Activity:
If a line of the records holds the word "disguised", copy it out.

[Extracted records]
=-=-=-=-=
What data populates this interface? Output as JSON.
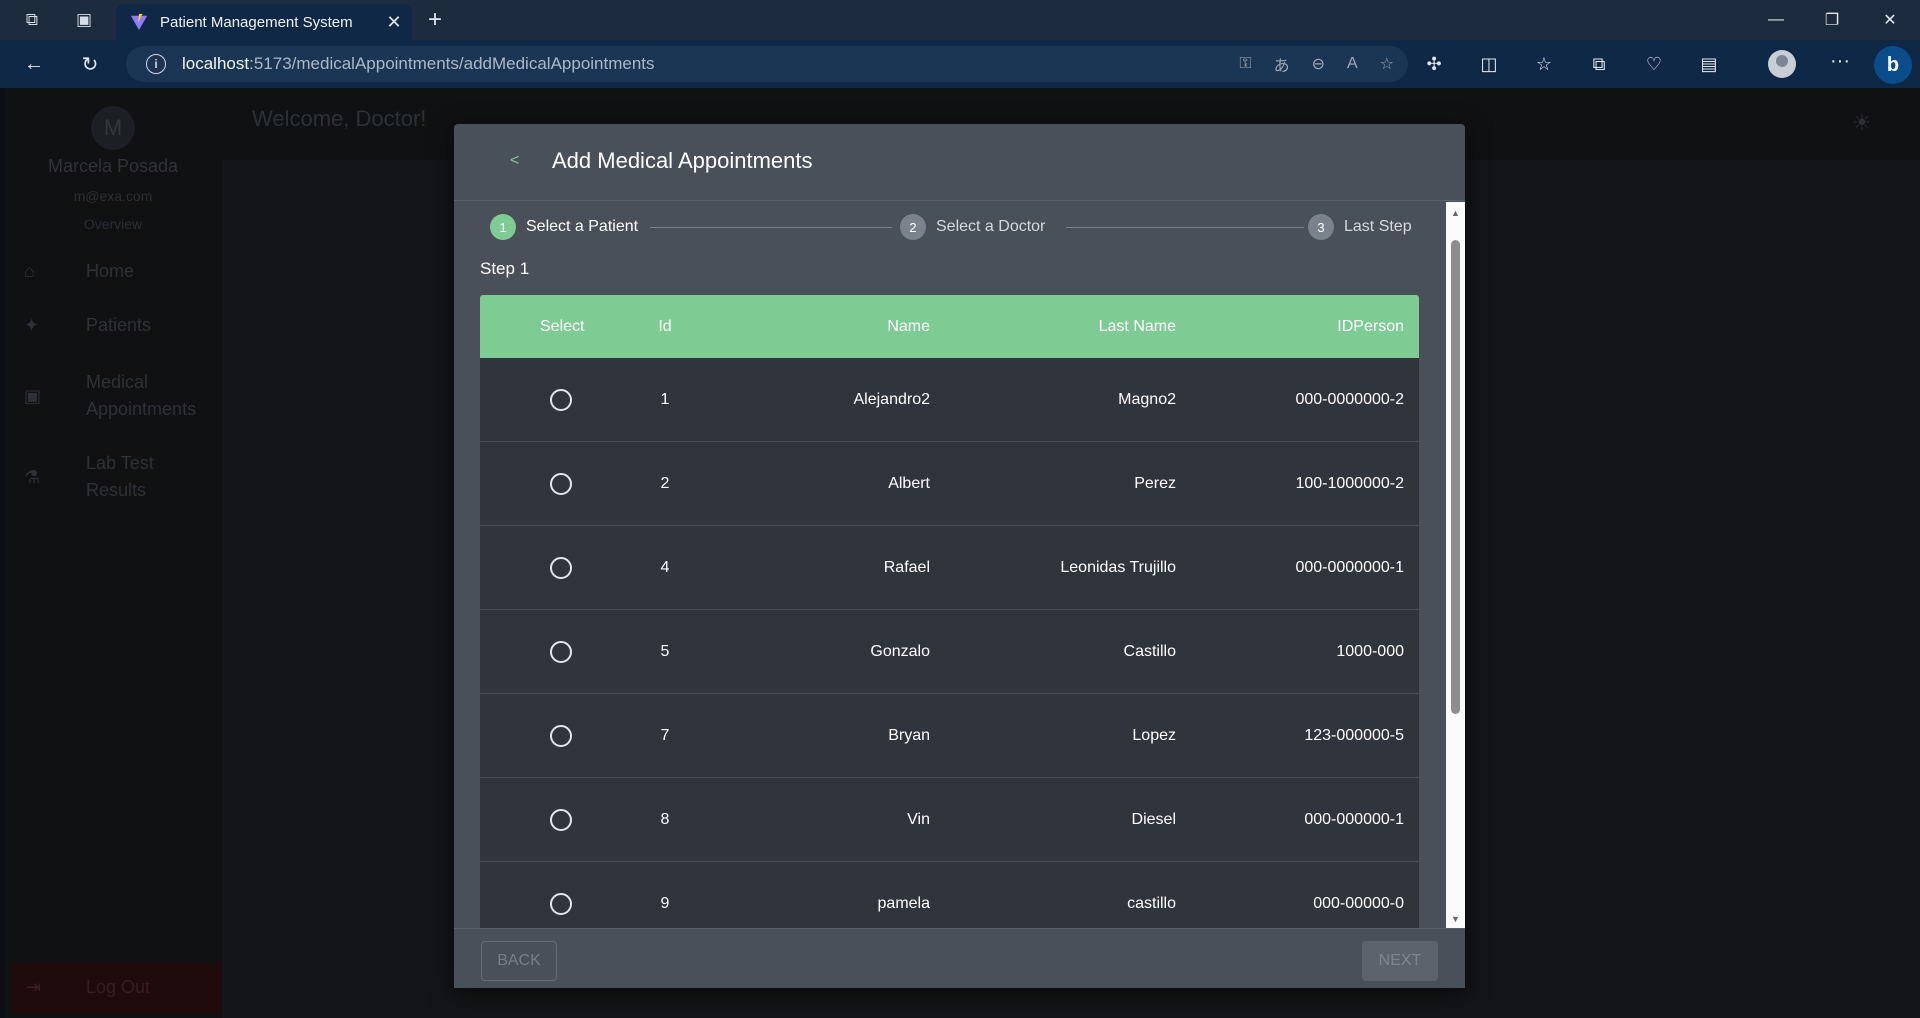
{
  "browser": {
    "tab_title": "Patient Management System",
    "url_host": "localhost",
    "url_path": ":5173/medicalAppointments/addMedicalAppointments"
  },
  "app": {
    "user_initial": "M",
    "user_name": "Marcela Posada",
    "user_email": "m@exa.com",
    "overview": "Overview",
    "welcome": "Welcome, Doctor!",
    "nav": [
      {
        "label": "Home"
      },
      {
        "label": "Patients"
      },
      {
        "label": "Medical",
        "label2": "Appointments"
      },
      {
        "label": "Lab Test",
        "label2": "Results"
      }
    ],
    "logout": "Log Out"
  },
  "modal": {
    "back_symbol": "<",
    "title": "Add Medical Appointments",
    "steps": [
      {
        "number": "1",
        "label": "Select a Patient",
        "active": true
      },
      {
        "number": "2",
        "label": "Select a Doctor",
        "active": false
      },
      {
        "number": "3",
        "label": "Last Step",
        "active": false
      }
    ],
    "step_heading": "Step 1",
    "table": {
      "headers": [
        "Select",
        "Id",
        "Name",
        "Last Name",
        "IDPerson"
      ],
      "rows": [
        {
          "id": "1",
          "name": "Alejandro2",
          "last_name": "Magno2",
          "idperson": "000-0000000-2"
        },
        {
          "id": "2",
          "name": "Albert",
          "last_name": "Perez",
          "idperson": "100-1000000-2"
        },
        {
          "id": "4",
          "name": "Rafael",
          "last_name": "Leonidas Trujillo",
          "idperson": "000-0000000-1"
        },
        {
          "id": "5",
          "name": "Gonzalo",
          "last_name": "Castillo",
          "idperson": "1000-000"
        },
        {
          "id": "7",
          "name": "Bryan",
          "last_name": "Lopez",
          "idperson": "123-000000-5"
        },
        {
          "id": "8",
          "name": "Vin",
          "last_name": "Diesel",
          "idperson": "000-000000-1"
        },
        {
          "id": "9",
          "name": "pamela",
          "last_name": "castillo",
          "idperson": "000-00000-0"
        }
      ]
    },
    "back_button": "BACK",
    "next_button": "NEXT"
  },
  "colors": {
    "accent_green": "#7ecb93",
    "modal_bg": "#4a5059",
    "row_bg": "#30353c"
  }
}
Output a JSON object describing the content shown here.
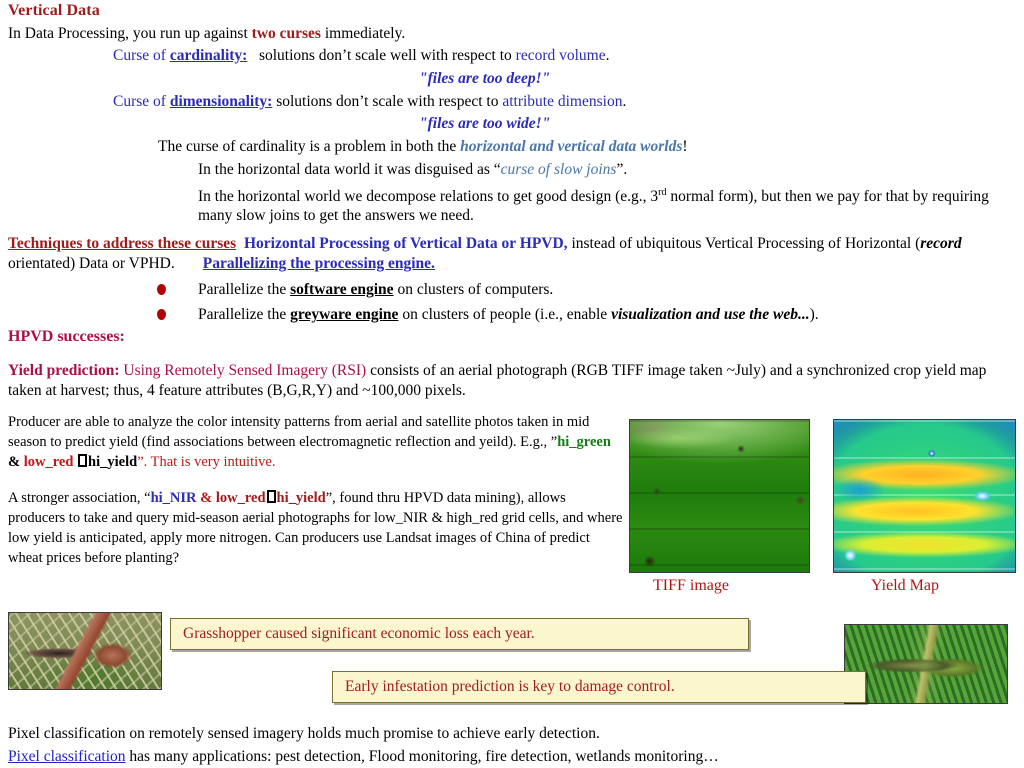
{
  "slide": {
    "title": "Vertical Data",
    "intro": {
      "pre": "In Data Processing, you run up against ",
      "emph": "two curses",
      "post": " immediately."
    },
    "curses": [
      {
        "lead": "Curse of ",
        "term": "cardinality:",
        "rest": "solutions don’t scale well with respect to ",
        "object": "record volume",
        "tail": ".",
        "quip": "\"files are too deep!\""
      },
      {
        "lead": "Curse of ",
        "term": "dimensionality:",
        "rest": "solutions don’t scale with respect to ",
        "object": "attribute dimension",
        "tail": ".",
        "quip": "\"files are too wide!\""
      }
    ],
    "both_worlds": {
      "pre": "The curse of cardinality is a problem in both the ",
      "emph": "horizontal and vertical data worlds",
      "post": "!"
    },
    "disguised": {
      "pre": "In the horizontal data world it was disguised as “",
      "emph": "curse of slow joins",
      "post": "”."
    },
    "horizontal_note": {
      "part1": "In the horizontal world we decompose relations to get good design (e.g., 3",
      "ordinal": "rd",
      "part2": " normal form), but then we pay for that by requiring many slow joins to get the answers we need."
    },
    "techniques": {
      "header": "Techniques to address these curses",
      "hpvd": "Horizontal Processing of Vertical Data or HPVD,",
      "body1": " instead of ubiquitous Vertical Processing of Horizontal (",
      "record": "record",
      "body2": " orientated) Data or VPHD.",
      "parallelizing": "Parallelizing the processing engine.",
      "bullets": [
        {
          "pre": "Parallelize the ",
          "term": "software engine",
          "post": " on clusters of computers."
        },
        {
          "pre": "Parallelize the ",
          "term": "greyware engine",
          "post": " on clusters of people   (i.e., enable ",
          "emph": "visualization and use the web...",
          "tail": ")."
        }
      ]
    },
    "hpvd_successes": "HPVD successes:",
    "yield_prediction": {
      "label": "Yield prediction:",
      "rsi": " Using Remotely Sensed Imagery (RSI)",
      "body": " consists of an aerial photograph (RGB TIFF image taken ~July) and a synchronized crop yield map taken at harvest; thus, 4 feature attributes (B,G,R,Y) and ~100,000 pixels."
    },
    "producer_para_1": {
      "part1": "Producer are able to analyze the color intensity patterns from aerial and satellite photos taken in mid season to predict yield (find associations between electromagnetic reflection and yeild). E.g., ”",
      "hi_green": "hi_green",
      "amp": " & ",
      "low_red": "low_red",
      "hi_yield": "hi_yield",
      "part2": "”.  That is very intuitive."
    },
    "producer_para_2": {
      "part1": "A stronger association, “",
      "hi_nir": "hi_NIR",
      "amp": " & ",
      "low_red": "low_red",
      "hi_yield": "hi_yield",
      "part2": "”, found thru HPVD data mining), allows producers to take and query mid-season aerial photographs for low_NIR & high_red grid cells, and where low yield is anticipated, apply more nitrogen. Can producers use Landsat images of China of predict wheat prices before planting?"
    },
    "images": {
      "tiff_caption": "TIFF image",
      "yield_caption": "Yield Map"
    },
    "callouts": [
      "Grasshopper caused significant economic loss each year.",
      "Early infestation prediction is key to damage control."
    ],
    "bottom": {
      "line1": "Pixel classification on remotely sensed imagery holds much promise to achieve early detection.",
      "link": "Pixel classification",
      "line2_rest": " has many applications: pest detection, Flood monitoring, fire detection,  wetlands monitoring…"
    }
  },
  "colors": {
    "title_red": "#9e1b1b",
    "crimson": "#aa1144",
    "blue": "#2b2bbb",
    "steel_blue": "#4a77a8",
    "green": "#167d16",
    "red": "#c01818",
    "link_blue": "#2222cc",
    "callout_bg": "#fbf6cd",
    "callout_border": "#7a7034",
    "callout_text": "#a01e1e"
  }
}
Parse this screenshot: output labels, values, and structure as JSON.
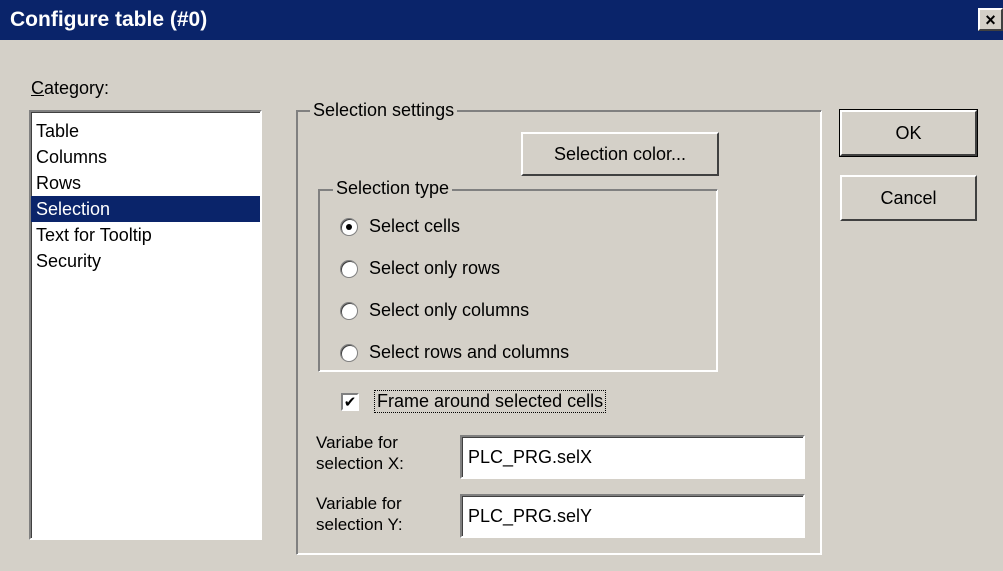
{
  "window": {
    "title": "Configure table (#0)",
    "close_glyph": "×"
  },
  "category": {
    "label": "Category:",
    "items": [
      "Table",
      "Columns",
      "Rows",
      "Selection",
      "Text for Tooltip",
      "Security"
    ],
    "selected_index": 3
  },
  "selection_settings": {
    "group_label": "Selection settings",
    "color_button": "Selection color...",
    "selection_type": {
      "group_label": "Selection type",
      "options": [
        "Select cells",
        "Select only rows",
        "Select only columns",
        "Select rows and columns"
      ],
      "selected_index": 0
    },
    "frame_checkbox": {
      "label": "Frame around selected cells",
      "checked": true,
      "check_glyph": "✔"
    },
    "var_x": {
      "label_line1": "Variabe for",
      "label_line2": "selection X:",
      "value": "PLC_PRG.selX"
    },
    "var_y": {
      "label_line1": "Variable for",
      "label_line2": "selection Y:",
      "value": "PLC_PRG.selY"
    }
  },
  "buttons": {
    "ok": "OK",
    "cancel": "Cancel"
  },
  "colors": {
    "titlebar": "#0a246a",
    "dialog_face": "#d4d0c8",
    "selection_highlight": "#0a246a"
  }
}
=-=-=-=-=
Result of the exercise:
    "disguised": {
      "pre": "In the horizontal data world it was disguised as “",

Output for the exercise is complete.